* _Written task_:
The required output is a single number: how many lines of the material contain the string "Orges".

* _Entries shown_:
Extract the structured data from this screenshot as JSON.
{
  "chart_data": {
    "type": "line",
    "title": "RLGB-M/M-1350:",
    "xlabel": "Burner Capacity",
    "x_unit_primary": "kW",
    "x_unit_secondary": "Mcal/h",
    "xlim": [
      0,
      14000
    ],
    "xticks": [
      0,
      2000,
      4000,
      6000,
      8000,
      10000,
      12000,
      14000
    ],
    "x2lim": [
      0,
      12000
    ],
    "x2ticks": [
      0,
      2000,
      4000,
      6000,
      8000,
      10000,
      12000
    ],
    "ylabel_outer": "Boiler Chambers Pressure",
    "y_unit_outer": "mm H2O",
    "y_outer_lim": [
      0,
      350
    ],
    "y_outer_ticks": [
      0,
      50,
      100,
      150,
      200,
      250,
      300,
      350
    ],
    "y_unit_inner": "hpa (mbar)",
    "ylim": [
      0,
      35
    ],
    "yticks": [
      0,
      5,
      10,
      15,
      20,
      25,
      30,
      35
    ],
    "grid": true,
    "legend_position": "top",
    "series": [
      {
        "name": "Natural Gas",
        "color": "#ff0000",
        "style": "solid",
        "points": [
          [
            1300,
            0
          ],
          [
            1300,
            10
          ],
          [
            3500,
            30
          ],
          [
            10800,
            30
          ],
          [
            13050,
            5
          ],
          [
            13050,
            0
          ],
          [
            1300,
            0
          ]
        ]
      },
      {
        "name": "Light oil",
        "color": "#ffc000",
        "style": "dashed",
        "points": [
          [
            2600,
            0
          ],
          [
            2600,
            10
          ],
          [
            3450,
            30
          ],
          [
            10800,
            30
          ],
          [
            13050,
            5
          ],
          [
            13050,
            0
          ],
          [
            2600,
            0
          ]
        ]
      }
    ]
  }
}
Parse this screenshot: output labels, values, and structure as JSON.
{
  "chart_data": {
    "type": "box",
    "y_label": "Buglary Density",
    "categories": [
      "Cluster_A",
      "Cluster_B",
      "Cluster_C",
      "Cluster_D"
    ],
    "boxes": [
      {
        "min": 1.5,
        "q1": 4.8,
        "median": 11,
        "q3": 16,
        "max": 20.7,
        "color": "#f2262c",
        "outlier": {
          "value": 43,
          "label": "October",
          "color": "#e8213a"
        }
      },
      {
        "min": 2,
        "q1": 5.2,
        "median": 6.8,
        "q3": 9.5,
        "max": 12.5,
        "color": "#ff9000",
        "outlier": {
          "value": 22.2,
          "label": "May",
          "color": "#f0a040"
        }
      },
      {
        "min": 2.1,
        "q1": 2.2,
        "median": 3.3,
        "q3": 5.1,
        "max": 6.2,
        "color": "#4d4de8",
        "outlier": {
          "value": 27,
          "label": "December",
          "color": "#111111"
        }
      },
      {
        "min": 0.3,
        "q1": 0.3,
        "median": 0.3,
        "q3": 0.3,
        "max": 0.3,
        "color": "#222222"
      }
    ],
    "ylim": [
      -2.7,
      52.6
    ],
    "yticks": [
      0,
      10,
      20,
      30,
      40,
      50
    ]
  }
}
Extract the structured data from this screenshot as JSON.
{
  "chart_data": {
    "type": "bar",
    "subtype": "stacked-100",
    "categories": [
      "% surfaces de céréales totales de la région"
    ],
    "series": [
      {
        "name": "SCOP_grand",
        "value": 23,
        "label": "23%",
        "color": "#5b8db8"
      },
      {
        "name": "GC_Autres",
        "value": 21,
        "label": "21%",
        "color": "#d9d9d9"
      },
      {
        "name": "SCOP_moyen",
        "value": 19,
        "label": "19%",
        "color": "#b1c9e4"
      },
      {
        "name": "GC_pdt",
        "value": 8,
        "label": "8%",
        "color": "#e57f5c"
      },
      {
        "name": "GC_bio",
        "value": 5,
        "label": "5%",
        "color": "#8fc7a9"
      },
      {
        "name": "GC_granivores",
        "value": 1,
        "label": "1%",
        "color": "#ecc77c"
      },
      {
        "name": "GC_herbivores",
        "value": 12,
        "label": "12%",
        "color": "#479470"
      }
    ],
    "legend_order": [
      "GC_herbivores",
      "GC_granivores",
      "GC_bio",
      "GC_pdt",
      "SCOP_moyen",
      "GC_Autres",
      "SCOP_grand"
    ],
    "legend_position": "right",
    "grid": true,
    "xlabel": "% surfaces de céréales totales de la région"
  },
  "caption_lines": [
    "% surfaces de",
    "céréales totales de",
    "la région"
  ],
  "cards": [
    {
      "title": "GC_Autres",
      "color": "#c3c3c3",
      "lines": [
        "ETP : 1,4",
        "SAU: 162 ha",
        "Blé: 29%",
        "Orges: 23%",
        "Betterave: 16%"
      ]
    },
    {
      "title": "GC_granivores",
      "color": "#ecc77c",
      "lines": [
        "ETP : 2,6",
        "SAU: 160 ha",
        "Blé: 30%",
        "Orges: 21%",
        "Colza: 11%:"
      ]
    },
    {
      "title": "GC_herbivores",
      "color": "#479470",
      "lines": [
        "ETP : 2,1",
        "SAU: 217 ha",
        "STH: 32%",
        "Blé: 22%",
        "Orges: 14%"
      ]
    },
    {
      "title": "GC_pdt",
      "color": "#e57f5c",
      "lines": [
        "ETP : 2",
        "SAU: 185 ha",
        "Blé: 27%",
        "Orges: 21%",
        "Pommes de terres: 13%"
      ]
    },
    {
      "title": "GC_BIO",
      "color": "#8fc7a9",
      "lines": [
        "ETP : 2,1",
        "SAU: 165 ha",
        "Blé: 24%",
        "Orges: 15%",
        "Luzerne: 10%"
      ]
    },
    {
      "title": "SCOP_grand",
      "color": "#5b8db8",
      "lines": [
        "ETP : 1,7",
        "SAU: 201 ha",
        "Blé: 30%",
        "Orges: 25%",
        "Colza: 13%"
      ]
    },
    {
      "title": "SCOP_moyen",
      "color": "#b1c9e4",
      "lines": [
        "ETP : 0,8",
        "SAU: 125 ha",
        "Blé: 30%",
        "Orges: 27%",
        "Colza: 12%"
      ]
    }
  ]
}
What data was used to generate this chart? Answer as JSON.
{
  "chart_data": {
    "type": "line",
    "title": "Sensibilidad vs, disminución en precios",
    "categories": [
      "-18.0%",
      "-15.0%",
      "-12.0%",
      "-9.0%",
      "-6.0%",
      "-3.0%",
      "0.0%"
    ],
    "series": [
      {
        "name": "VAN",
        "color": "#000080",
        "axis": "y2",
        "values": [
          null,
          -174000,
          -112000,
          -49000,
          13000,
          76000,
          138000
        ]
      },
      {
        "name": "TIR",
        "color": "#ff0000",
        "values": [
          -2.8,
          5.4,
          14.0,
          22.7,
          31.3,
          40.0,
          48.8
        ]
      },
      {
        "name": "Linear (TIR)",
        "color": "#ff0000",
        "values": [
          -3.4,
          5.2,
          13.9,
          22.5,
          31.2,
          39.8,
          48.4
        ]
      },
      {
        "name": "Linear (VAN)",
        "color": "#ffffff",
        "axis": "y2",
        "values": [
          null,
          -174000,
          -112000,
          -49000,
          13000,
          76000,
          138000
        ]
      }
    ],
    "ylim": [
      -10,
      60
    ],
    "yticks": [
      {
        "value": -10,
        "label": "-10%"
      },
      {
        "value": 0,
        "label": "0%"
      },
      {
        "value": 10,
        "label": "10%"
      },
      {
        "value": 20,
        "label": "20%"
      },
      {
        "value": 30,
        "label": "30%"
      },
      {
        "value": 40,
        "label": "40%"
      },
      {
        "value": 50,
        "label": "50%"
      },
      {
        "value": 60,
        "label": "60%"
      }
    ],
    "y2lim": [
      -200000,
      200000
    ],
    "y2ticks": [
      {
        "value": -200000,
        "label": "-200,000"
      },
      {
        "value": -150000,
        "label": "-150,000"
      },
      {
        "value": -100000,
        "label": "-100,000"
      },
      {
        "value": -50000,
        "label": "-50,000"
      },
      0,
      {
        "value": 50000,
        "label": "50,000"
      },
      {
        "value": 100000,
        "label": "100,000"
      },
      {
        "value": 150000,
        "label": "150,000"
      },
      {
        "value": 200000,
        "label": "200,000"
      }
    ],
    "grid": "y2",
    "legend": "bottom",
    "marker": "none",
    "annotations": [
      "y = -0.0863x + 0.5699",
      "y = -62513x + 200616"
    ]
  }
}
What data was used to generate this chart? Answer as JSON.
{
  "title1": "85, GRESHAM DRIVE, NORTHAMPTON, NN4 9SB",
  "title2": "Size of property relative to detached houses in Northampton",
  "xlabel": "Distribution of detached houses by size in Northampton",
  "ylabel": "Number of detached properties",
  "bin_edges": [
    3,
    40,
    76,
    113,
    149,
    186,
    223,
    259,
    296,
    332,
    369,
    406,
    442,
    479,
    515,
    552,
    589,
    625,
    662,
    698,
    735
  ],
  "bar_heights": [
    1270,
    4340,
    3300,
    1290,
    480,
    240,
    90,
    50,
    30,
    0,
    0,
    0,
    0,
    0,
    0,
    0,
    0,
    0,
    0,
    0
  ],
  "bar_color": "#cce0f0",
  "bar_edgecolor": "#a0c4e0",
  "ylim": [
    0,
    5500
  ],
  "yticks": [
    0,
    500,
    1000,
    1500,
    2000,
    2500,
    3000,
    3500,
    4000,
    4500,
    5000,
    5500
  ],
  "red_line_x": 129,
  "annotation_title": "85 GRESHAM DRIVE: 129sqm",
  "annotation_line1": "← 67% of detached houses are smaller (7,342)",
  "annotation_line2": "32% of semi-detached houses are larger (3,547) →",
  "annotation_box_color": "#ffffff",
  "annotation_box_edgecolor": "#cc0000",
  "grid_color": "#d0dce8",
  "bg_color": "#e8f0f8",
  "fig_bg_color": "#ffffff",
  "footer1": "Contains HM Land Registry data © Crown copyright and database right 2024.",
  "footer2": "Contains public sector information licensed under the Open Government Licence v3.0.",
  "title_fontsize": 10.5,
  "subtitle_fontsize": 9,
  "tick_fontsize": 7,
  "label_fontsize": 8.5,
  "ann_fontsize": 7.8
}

* _Response to this exercise_:
7